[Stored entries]
##############################
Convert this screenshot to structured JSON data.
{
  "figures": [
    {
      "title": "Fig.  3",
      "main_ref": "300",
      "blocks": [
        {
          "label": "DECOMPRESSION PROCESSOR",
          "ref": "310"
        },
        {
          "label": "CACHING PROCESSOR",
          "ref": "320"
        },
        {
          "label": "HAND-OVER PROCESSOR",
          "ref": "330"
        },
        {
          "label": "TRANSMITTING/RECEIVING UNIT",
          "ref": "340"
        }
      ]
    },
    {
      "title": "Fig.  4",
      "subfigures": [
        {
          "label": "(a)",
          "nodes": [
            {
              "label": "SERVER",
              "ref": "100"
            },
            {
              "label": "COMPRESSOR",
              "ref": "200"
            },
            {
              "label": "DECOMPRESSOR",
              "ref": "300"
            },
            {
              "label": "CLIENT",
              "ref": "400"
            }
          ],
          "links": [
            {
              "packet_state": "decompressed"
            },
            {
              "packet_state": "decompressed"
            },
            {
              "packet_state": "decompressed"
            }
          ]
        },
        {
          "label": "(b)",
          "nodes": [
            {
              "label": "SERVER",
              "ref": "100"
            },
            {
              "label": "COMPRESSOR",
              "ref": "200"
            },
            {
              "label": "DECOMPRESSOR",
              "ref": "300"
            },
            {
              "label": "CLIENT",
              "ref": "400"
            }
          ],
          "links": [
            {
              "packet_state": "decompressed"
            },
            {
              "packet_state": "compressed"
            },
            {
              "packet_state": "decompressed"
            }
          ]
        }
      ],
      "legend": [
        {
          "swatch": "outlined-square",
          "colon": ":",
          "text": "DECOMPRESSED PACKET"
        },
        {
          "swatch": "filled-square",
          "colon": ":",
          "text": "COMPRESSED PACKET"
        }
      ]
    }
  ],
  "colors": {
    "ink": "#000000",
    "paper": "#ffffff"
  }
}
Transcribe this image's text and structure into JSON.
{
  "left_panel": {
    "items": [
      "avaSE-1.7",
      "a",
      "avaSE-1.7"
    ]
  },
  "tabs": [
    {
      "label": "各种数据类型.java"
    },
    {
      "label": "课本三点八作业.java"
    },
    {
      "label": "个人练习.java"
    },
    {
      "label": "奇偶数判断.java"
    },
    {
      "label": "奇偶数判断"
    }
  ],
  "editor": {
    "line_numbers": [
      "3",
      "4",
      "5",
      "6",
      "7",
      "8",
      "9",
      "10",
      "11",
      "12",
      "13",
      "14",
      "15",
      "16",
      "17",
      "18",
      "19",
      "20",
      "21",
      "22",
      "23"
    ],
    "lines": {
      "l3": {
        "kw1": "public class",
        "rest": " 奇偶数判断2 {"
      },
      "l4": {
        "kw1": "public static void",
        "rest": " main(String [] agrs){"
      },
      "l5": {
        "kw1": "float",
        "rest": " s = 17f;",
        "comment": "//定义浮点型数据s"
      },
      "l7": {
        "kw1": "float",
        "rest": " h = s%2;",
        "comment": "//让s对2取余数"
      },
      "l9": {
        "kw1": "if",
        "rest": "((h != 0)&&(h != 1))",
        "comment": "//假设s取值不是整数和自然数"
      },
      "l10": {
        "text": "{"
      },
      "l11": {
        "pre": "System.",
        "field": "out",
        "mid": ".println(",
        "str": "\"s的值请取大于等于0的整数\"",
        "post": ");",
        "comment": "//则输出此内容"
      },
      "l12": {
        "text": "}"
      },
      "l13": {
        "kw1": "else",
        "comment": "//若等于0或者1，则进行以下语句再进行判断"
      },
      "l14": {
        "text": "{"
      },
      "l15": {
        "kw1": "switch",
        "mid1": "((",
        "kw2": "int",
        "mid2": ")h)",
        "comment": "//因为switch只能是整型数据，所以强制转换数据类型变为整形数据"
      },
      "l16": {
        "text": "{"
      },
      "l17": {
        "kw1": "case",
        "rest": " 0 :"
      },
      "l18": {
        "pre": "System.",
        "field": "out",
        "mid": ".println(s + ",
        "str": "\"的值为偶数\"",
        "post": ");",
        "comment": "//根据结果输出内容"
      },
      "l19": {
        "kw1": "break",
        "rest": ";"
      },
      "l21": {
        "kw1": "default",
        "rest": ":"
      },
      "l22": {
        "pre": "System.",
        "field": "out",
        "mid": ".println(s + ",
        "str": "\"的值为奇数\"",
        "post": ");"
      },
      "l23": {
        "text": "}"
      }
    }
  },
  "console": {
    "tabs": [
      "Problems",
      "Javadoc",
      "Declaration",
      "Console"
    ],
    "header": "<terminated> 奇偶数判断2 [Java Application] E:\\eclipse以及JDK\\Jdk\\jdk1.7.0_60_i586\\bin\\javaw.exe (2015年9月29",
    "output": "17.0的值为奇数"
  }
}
##############################
Goal of the exercise – Copy all data exactly, start to finish.

Reply –
Convert this screenshot to structured JSON data.
{
  "figures": [
    {
      "title": "Fig.  3",
      "main_ref": "300",
      "blocks": [
        {
          "label": "DECOMPRESSION PROCESSOR",
          "ref": "310"
        },
        {
          "label": "CACHING PROCESSOR",
          "ref": "320"
        },
        {
          "label": "HAND-OVER PROCESSOR",
          "ref": "330"
        },
        {
          "label": "TRANSMITTING/RECEIVING UNIT",
          "ref": "340"
        }
      ]
    },
    {
      "title": "Fig.  4",
      "subfigures": [
        {
          "label": "(a)",
          "nodes": [
            {
              "label": "SERVER",
              "ref": "100"
            },
            {
              "label": "COMPRESSOR",
              "ref": "200"
            },
            {
              "label": "DECOMPRESSOR",
              "ref": "300"
            },
            {
              "label": "CLIENT",
              "ref": "400"
            }
          ],
          "links": [
            {
              "packet_state": "decompressed"
            },
            {
              "packet_state": "decompressed"
            },
            {
              "packet_state": "decompressed"
            }
          ]
        },
        {
          "label": "(b)",
          "nodes": [
            {
              "label": "SERVER",
              "ref": "100"
            },
            {
              "label": "COMPRESSOR",
              "ref": "200"
            },
            {
              "label": "DECOMPRESSOR",
              "ref": "300"
            },
            {
              "label": "CLIENT",
              "ref": "400"
            }
          ],
          "links": [
            {
              "packet_state": "decompressed"
            },
            {
              "packet_state": "compressed"
            },
            {
              "packet_state": "decompressed"
            }
          ]
        }
      ],
      "legend": [
        {
          "swatch": "outlined-square",
          "colon": ":",
          "text": "DECOMPRESSED PACKET"
        },
        {
          "swatch": "filled-square",
          "colon": ":",
          "text": "COMPRESSED PACKET"
        }
      ]
    }
  ],
  "colors": {
    "ink": "#000000",
    "paper": "#ffffff"
  }
}
Transcribe this image's text and structure into JSON.
{
  "left_panel": {
    "items": [
      "avaSE-1.7",
      "a",
      "avaSE-1.7"
    ]
  },
  "tabs": [
    {
      "label": "各种数据类型.java"
    },
    {
      "label": "课本三点八作业.java"
    },
    {
      "label": "个人练习.java"
    },
    {
      "label": "奇偶数判断.java"
    },
    {
      "label": "奇偶数判断"
    }
  ],
  "editor": {
    "line_numbers": [
      "3",
      "4",
      "5",
      "6",
      "7",
      "8",
      "9",
      "10",
      "11",
      "12",
      "13",
      "14",
      "15",
      "16",
      "17",
      "18",
      "19",
      "20",
      "21",
      "22",
      "23"
    ],
    "lines": {
      "l3": {
        "kw1": "public class",
        "rest": " 奇偶数判断2 {"
      },
      "l4": {
        "kw1": "public static void",
        "rest": " main(String [] agrs){"
      },
      "l5": {
        "kw1": "float",
        "rest": " s = 17f;",
        "comment": "//定义浮点型数据s"
      },
      "l7": {
        "kw1": "float",
        "rest": " h = s%2;",
        "comment": "//让s对2取余数"
      },
      "l9": {
        "kw1": "if",
        "rest": "((h != 0)&&(h != 1))",
        "comment": "//假设s取值不是整数和自然数"
      },
      "l10": {
        "text": "{"
      },
      "l11": {
        "pre": "System.",
        "field": "out",
        "mid": ".println(",
        "str": "\"s的值请取大于等于0的整数\"",
        "post": ");",
        "comment": "//则输出此内容"
      },
      "l12": {
        "text": "}"
      },
      "l13": {
        "kw1": "else",
        "comment": "//若等于0或者1，则进行以下语句再进行判断"
      },
      "l14": {
        "text": "{"
      },
      "l15": {
        "kw1": "switch",
        "mid1": "((",
        "kw2": "int",
        "mid2": ")h)",
        "comment": "//因为switch只能是整型数据，所以强制转换数据类型变为整形数据"
      },
      "l16": {
        "text": "{"
      },
      "l17": {
        "kw1": "case",
        "rest": " 0 :"
      },
      "l18": {
        "pre": "System.",
        "field": "out",
        "mid": ".println(s + ",
        "str": "\"的值为偶数\"",
        "post": ");",
        "comment": "//根据结果输出内容"
      },
      "l19": {
        "kw1": "break",
        "rest": ";"
      },
      "l21": {
        "kw1": "default",
        "rest": ":"
      },
      "l22": {
        "pre": "System.",
        "field": "out",
        "mid": ".println(s + ",
        "str": "\"的值为奇数\"",
        "post": ");"
      },
      "l23": {
        "text": "}"
      }
    }
  },
  "console": {
    "tabs": [
      "Problems",
      "Javadoc",
      "Declaration",
      "Console"
    ],
    "header": "<terminated> 奇偶数判断2 [Java Application] E:\\eclipse以及JDK\\Jdk\\jdk1.7.0_60_i586\\bin\\javaw.exe (2015年9月29",
    "output": "17.0的值为奇数"
  }
}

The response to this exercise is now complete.